[start of Supplied material]
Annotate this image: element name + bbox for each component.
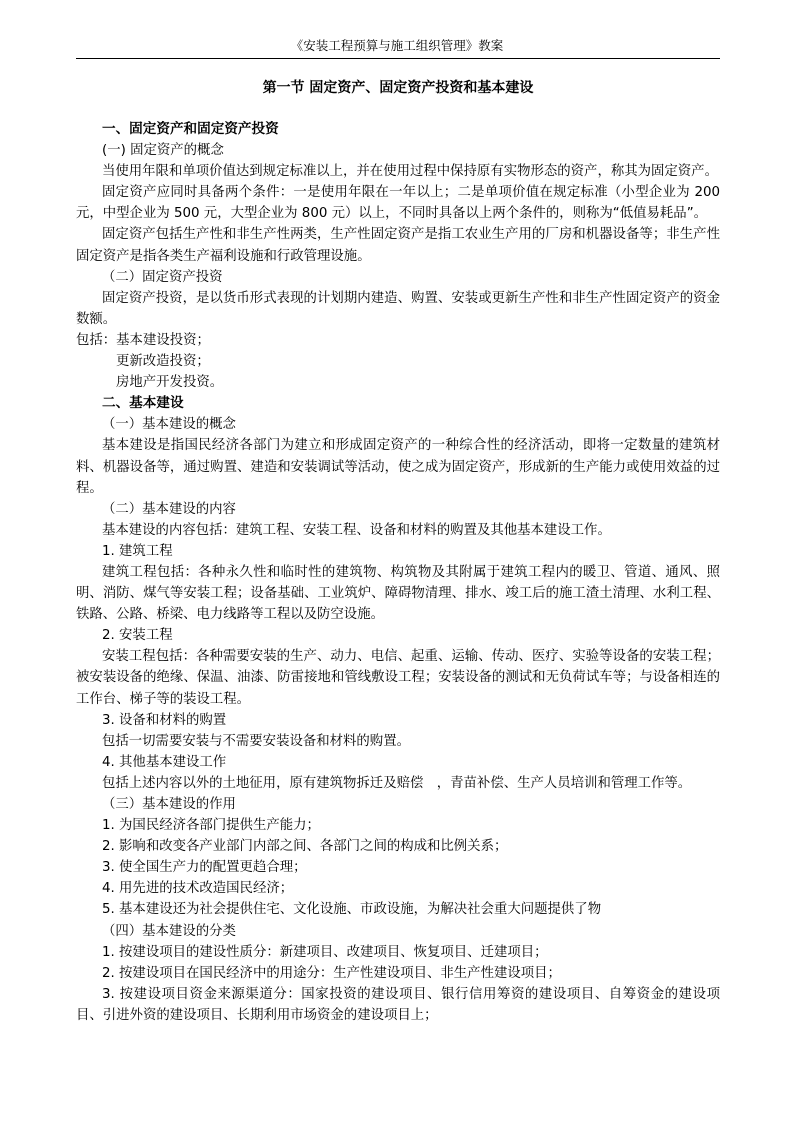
subheading-construction-concept: （一）基本建设的概念: [102, 417, 236, 433]
subheading-construction-content: （二）基本建设的内容: [102, 501, 236, 517]
list-item: 4. 用先进的技术改造国民经济；: [102, 881, 294, 897]
header-divider: [76, 58, 720, 59]
list-item: 3. 使全国生产力的配置更趋合理；: [102, 860, 307, 876]
paragraph: 固定资产应同时具备两个条件：一是使用年限在一年以上；二是单项价值在规定标准（小型企业为 200 元，中型企业为 500 元，大型企业为 800 元）以上，不同时具备以上两个条件的，则称为“低值易耗品”。: [76, 185, 720, 222]
list-item: 5. 基本建设还为社会提供住宅、文化设施、市政设施，为解决社会重大问题提供了物: [102, 902, 602, 918]
list-item: 更新改造投资；: [116, 354, 210, 370]
subheading-construction-role: （三）基本建设的作用: [102, 797, 236, 812]
document-body: [76, 119, 720, 1026]
heading-fixed-assets-and-investment: 一、固定资产和固定资产投资: [102, 121, 279, 137]
paragraph: 建筑工程包括：各种永久性和临时性的建筑物、构筑物及其附属于建筑工程内的暖卫、管道、通风、照明、消防、煤气等安装工程；设备基础、工业筑炉、障碍物清理、排水、竣工后的施工渣土清理、水利工程、铁路、公路、桥梁、电力线路等工程以及防空设施。: [76, 564, 720, 623]
list-item: 3. 按建设项目资金来源渠道分：国家投资的建设项目、银行信用筹资的建设项目、自筹资金的建设项目、引进外资的建设项目、长期利用市场资金的建设项目上；: [76, 986, 720, 1023]
paragraph: 固定资产投资，是以货币形式表现的计划期内建造、购置、安装或更新生产性和非生产性固定资产的资金数额。: [76, 290, 720, 327]
paragraph: 包括一切需要安装与不需要安装设备和材料的购置。: [102, 733, 410, 749]
item-heading: 2. 安装工程: [102, 628, 173, 644]
item-heading: 4. 其他基本建设工作: [102, 754, 227, 770]
item-heading: 3. 设备和材料的购置: [102, 712, 227, 728]
page-header: 《安装工程预算与施工组织管理》教案: [290, 38, 504, 53]
paragraph: 当使用年限和单项价值达到规定标准以上，并在使用过程中保持原有实物形态的资产，称其为固定资产。: [102, 164, 718, 180]
list-item: 2. 影响和改变各产业部门内部之间、各部门之间的构成和比例关系；: [102, 839, 508, 855]
list-item: 1. 按建设项目的建设性质分：新建项目、改建项目、恢复项目、迁建项目；: [102, 944, 548, 960]
list-item: 2. 按建设项目在国民经济中的用途分：生产性建设项目、非生产性建设项目；: [102, 965, 561, 981]
paragraph: 包括上述内容以外的土地征用，原有建筑物拆迁及赔偿 ，青苗补偿、生产人员培训和管理工作等。: [102, 775, 692, 791]
item-heading: 1. 建筑工程: [102, 543, 173, 559]
paragraph: 安装工程包括：各种需要安装的生产、动力、电信、起重、运输、传动、医疗、实验等设备的安装工程；被安装设备的绝缘、保温、油漆、防雷接地和管线敷设工程；安装设备的测试和无负荷试车等；与设备相连的工作台、梯子等的装设工程。: [76, 649, 720, 707]
heading-capital-construction: 二、基本建设: [102, 395, 184, 412]
subheading-construction-classification: （四）基本建设的分类: [102, 923, 236, 939]
paragraph: 基本建设是指国民经济各部门为建立和形成固定资产的一种综合性的经济活动，即将一定数量的建筑材料、机器设备等，通过购置、建造和安装调试等活动，使之成为固定资产，形成新的生产能力或使用效益的过程。: [76, 438, 720, 496]
list-item: 包括：基本建设投资；: [76, 332, 210, 348]
section-title: 第一节 固定资产、固定资产投资和基本建设: [262, 80, 534, 96]
paragraph: 基本建设的内容包括：建筑工程、安装工程、设备和材料的购置及其他基本建设工作。: [102, 522, 611, 538]
list-item: 房地产开发投资。: [116, 375, 224, 391]
subheading-fixed-asset-concept: (一) 固定资产的概念: [102, 143, 224, 159]
paragraph: 固定资产包括生产性和非生产性两类，生产性固定资产是指工农业生产用的厂房和机器设备等；非生产性固定资产是指各类生产福利设施和行政管理设施。: [76, 227, 720, 264]
list-item: 1. 为国民经济各部门提供生产能力；: [102, 818, 320, 834]
subheading-fixed-asset-investment: （二）固定资产投资: [102, 269, 223, 285]
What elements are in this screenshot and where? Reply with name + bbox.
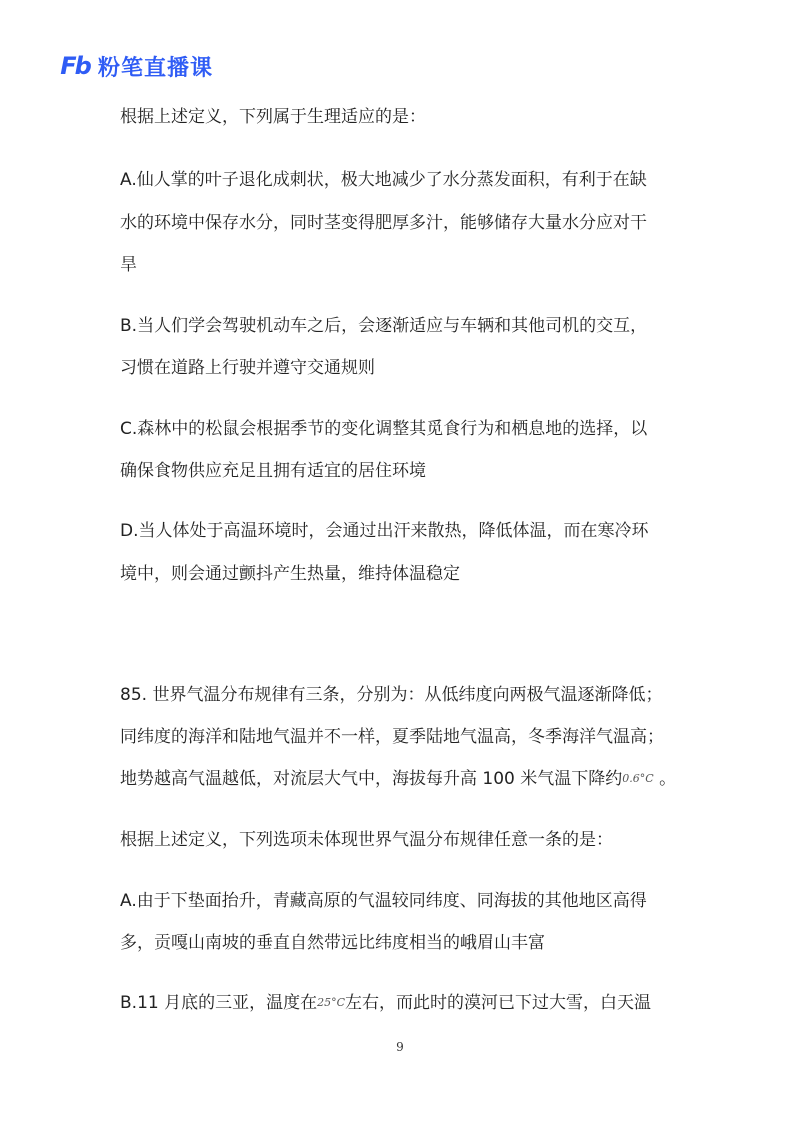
q84-option-b-line2: 习惯在道路上行驶并遵守交通规则 <box>120 358 375 378</box>
q84-option-b-line1: B.当人们学会驾驶机动车之后，会逐渐适应与车辆和其他司机的交互， <box>120 316 648 336</box>
q84-option-a-line1: A.仙人掌的叶子退化成刺状，极大地减少了水分蒸发面积，有利于在缺 <box>120 170 647 190</box>
q85-option-b-text: B.11 月底的三亚，温度在 <box>120 993 318 1013</box>
brand-name: 粉笔直播课 <box>98 55 214 81</box>
q84-option-c-line2: 确保食物供应充足且拥有适宜的居住环境 <box>120 461 426 481</box>
q85-stem-line3-end: 。 <box>653 769 677 789</box>
q85-stem-line3-text: 地势越高气温越低，对流层大气中，海拔每升高 100 米气温下降约 <box>120 769 623 789</box>
q84-option-d-line1: D.当人体处于高温环境时，会通过出汗来散热，降低体温，而在寒冷环 <box>120 521 649 541</box>
q84-option-c-line1: C.森林中的松鼠会根据季节的变化调整其觅食行为和栖息地的选择，以 <box>120 419 648 439</box>
fb-logo-icon: Fb <box>60 52 90 80</box>
q84-option-a-line3: 旱 <box>120 255 137 275</box>
q85-stem-line3 <box>120 767 676 791</box>
temperature-formula: 0.6°C <box>622 772 654 785</box>
q85-stem-line2: 同纬度的海洋和陆地气温并不一样，夏季陆地气温高，冬季海洋气温高； <box>120 727 664 747</box>
q84-option-a-line2: 水的环境中保存水分，同时茎变得肥厚多汁，能够储存大量水分应对干 <box>120 213 647 233</box>
page-number: 9 <box>396 1040 404 1054</box>
q85-option-b-text-end: 左右，而此时的漠河已下过大雪，白天温 <box>345 993 652 1013</box>
q84-prompt: 根据上述定义，下列属于生理适应的是： <box>120 107 426 127</box>
q85-stem-line1: 85. 世界气温分布规律有三条，分别为：从低纬度向两极气温逐渐降低； <box>120 685 663 705</box>
temperature-formula: 25°C <box>317 996 346 1009</box>
q85-option-b-line1 <box>120 991 651 1015</box>
brand-logo <box>58 52 213 80</box>
q84-option-d-line2: 境中，则会通过颤抖产生热量，维持体温稳定 <box>120 564 460 584</box>
q85-option-a-line2: 多，贡嘎山南坡的垂直自然带远比纬度相当的峨眉山丰富 <box>120 933 545 953</box>
q85-option-a-line1: A.由于下垫面抬升，青藏高原的气温较同纬度、同海拔的其他地区高得 <box>120 891 647 911</box>
q85-prompt: 根据上述定义，下列选项未体现世界气温分布规律任意一条的是： <box>120 830 613 850</box>
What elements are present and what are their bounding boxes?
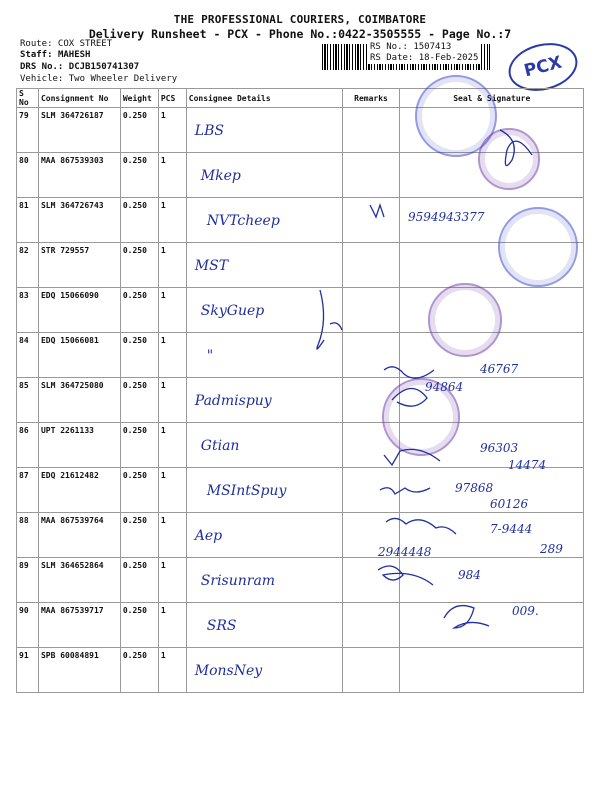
[end of Supplied material]
**Requirement**
Output every line of the rows above as a JSON array of strings, one string per line, omitting blank lines and the picture placeholders.

**Answer for the task**
[
  "Annotate this image: element name + bbox for each component.",
  "subheading-construction-concept: （一）基本建设的概念: [102, 417, 236, 433]",
  "subheading-construction-content: （二）基本建设的内容: [102, 501, 236, 517]",
  "list-item: 4. 用先进的技术改造国民经济；: [102, 881, 294, 897]",
  "header-divider: [76, 58, 720, 59]",
  "list-item: 3. 使全国生产力的配置更趋合理；: [102, 860, 307, 876]",
  "paragraph: 固定资产应同时具备两个条件：一是使用年限在一年以上；二是单项价值在规定标准（小型企业为 200 元，中型企业为 500 元，大型企业为 800 元）以上，不同时具备以上两个条件的，则称为“低值易耗品”。: [76, 185, 720, 222]",
  "list-item: 5. 基本建设还为社会提供住宅、文化设施、市政设施，为解决社会重大问题提供了物: [102, 902, 602, 918]",
  "list-item: 更新改造投资；: [116, 354, 210, 370]",
  "subheading-construction-role: （三）基本建设的作用: [102, 797, 236, 812]",
  "document-body: [76, 119, 720, 1026]",
  "heading-fixed-assets-and-investment: 一、固定资产和固定资产投资: [102, 121, 279, 137]",
  "paragraph: 建筑工程包括：各种永久性和临时性的建筑物、构筑物及其附属于建筑工程内的暖卫、管道、通风、照明、消防、煤气等安装工程；设备基础、工业筑炉、障碍物清理、排水、竣工后的施工渣土清理、水利工程、铁路、公路、桥梁、电力线路等工程以及防空设施。: [76, 564, 720, 623]",
  "list-item: 3. 按建设项目资金来源渠道分：国家投资的建设项目、银行信用筹资的建设项目、自筹资金的建设项目、引进外资的建设项目、长期利用市场资金的建设项目上；: [76, 986, 720, 1023]",
  "paragraph: 固定资产投资，是以货币形式表现的计划期内建造、购置、安装或更新生产性和非生产性固定资产的资金数额。: [76, 290, 720, 327]",
  "paragraph: 包括一切需要安装与不需要安装设备和材料的购置。: [102, 733, 410, 749]",
  "item-heading: 2. 安装工程: [102, 628, 173, 644]",
  "item-heading: 4. 其他基本建设工作: [102, 754, 227, 770]",
  "item-heading: 3. 设备和材料的购置: [102, 712, 227, 728]",
  "page-header: 《安装工程预算与施工组织管理》教案: [290, 38, 504, 53]",
  "paragraph: 当使用年限和单项价值达到规定标准以上，并在使用过程中保持原有实物形态的资产，称其为固定资产。: [102, 164, 718, 180]",
  "list-item: 2. 影响和改变各产业部门内部之间、各部门之间的构成和比例关系；: [102, 839, 508, 855]",
  "list-item: 1. 按建设项目的建设性质分：新建项目、改建项目、恢复项目、迁建项目；: [102, 944, 548, 960]",
  "list-item: 2. 按建设项目在国民经济中的用途分：生产性建设项目、非生产性建设项目；: [102, 965, 561, 981]",
  "paragraph: 包括上述内容以外的土地征用，原有建筑物拆迁及赔偿 ，青苗补偿、生产人员培训和管理工作等。: [102, 775, 692, 791]",
  "item-heading: 1. 建筑工程: [102, 543, 173, 559]",
  "paragraph: 安装工程包括：各种需要安装的生产、动力、电信、起重、运输、传动、医疗、实验等设备的安装工程；被安装设备的绝缘、保温、油漆、防雷接地和管线敷设工程；安装设备的测试和无负荷试车等；与设备相连的工作台、梯子等的装设工程。: [76, 649, 720, 707]",
  "heading-capital-construction: 二、基本建设: [102, 395, 184, 412]",
  "subheading-construction-classification: （四）基本建设的分类: [102, 923, 236, 939]",
  "paragraph: 基本建设是指国民经济各部门为建立和形成固定资产的一种综合性的经济活动，即将一定数量的建筑材料、机器设备等，通过购置、建造和安装调试等活动，使之成为固定资产，形成新的生产能力或使用效益的过程。: [76, 438, 720, 496]",
  "list-item: 包括：基本建设投资；: [76, 332, 210, 348]",
  "section-title: 第一节 固定资产、固定资产投资和基本建设: [262, 80, 534, 96]",
  "paragraph: 基本建设的内容包括：建筑工程、安装工程、设备和材料的购置及其他基本建设工作。: [102, 522, 611, 538]",
  "list-item: 房地产开发投资。: [116, 375, 224, 391]",
  "subheading-fixed-asset-concept: (一) 固定资产的概念: [102, 143, 224, 159]",
  "paragraph: 固定资产包括生产性和非生产性两类，生产性固定资产是指工农业生产用的厂房和机器设备等；非生产性固定资产是指各类生产福利设施和行政管理设施。: [76, 227, 720, 264]",
  "list-item: 1. 为国民经济各部门提供生产能力；: [102, 818, 320, 834]",
  "subheading-fixed-asset-investment: （二）固定资产投资: [102, 269, 223, 285]",
  "What elements are in this screenshot and where? Reply with name + bbox.",
  "q84-option-b-line2: 习惯在道路上行驶并遵守交通规则 <box>120 358 375 378</box>",
  "q84-option-b-line1: B.当人们学会驾驶机动车之后，会逐渐适应与车辆和其他司机的交互， <box>120 316 648 336</box>",
  "q84-option-a-line1: A.仙人掌的叶子退化成刺状，极大地减少了水分蒸发面积，有利于在缺 <box>120 170 647 190</box>",
  "q85-option-b-text: B.11 月底的三亚，温度在 <box>120 993 318 1013</box>",
  "brand-name: 粉笔直播课 <box>98 55 214 81</box>",
  "q84-option-c-line2: 确保食物供应充足且拥有适宜的居住环境 <box>120 461 426 481</box>",
  "q85-stem-line3-end: 。 <box>653 769 677 789</box>",
  "q85-stem-line3-text: 地势越高气温越低，对流层大气中，海拔每升高 100 米气温下降约 <box>120 769 623 789</box>",
  "q84-option-d-line1: D.当人体处于高温环境时，会通过出汗来散热，降低体温，而在寒冷环 <box>120 521 649 541</box>",
  "q84-option-c-line1: C.森林中的松鼠会根据季节的变化调整其觅食行为和栖息地的选择，以 <box>120 419 648 439</box>",
  "fb-logo-icon: Fb <box>60 52 90 80</box>",
  "q84-option-a-line3: 旱 <box>120 255 137 275</box>",
  "q85-stem-line3 <box>120 767 676 791</box>",
  "temperature-formula: 0.6°C <box>622 772 654 785</box>",
  "q85-stem-line2: 同纬度的海洋和陆地气温并不一样，夏季陆地气温高，冬季海洋气温高； <box>120 727 664 747</box>",
  "q84-option-a-line2: 水的环境中保存水分，同时茎变得肥厚多汁，能够储存大量水分应对干 <box>120 213 647 233</box>",
  "page-number: 9 <box>396 1040 404 1054</box>",
  "q85-option-b-text-end: 左右，而此时的漠河已下过大雪，白天温 <box>345 993 652 1013</box>",
  "q84-prompt: 根据上述定义，下列属于生理适应的是： <box>120 107 426 127</box>",
  "q85-stem-line1: 85. 世界气温分布规律有三条，分别为：从低纬度向两极气温逐渐降低； <box>120 685 663 705</box>",
  "temperature-formula: 25°C <box>317 996 346 1009</box>",
  "q85-option-b-line1 <box>120 991 651 1015</box>",
  "brand-logo <box>58 52 213 80</box>",
  "q84-option-d-line2: 境中，则会通过颤抖产生热量，维持体温稳定 <box>120 564 460 584</box>",
  "q85-option-a-line2: 多，贡嘎山南坡的垂直自然带远比纬度相当的峨眉山丰富 <box>120 933 545 953</box>",
  "q85-option-a-line1: A.由于下垫面抬升，青藏高原的气温较同纬度、同海拔的其他地区高得 <box>120 891 647 911</box>",
  "q85-prompt: 根据上述定义，下列选项未体现世界气温分布规律任意一条的是： <box>120 830 613 850</box>",
  "What elements are present and what are their bounding boxes?"
]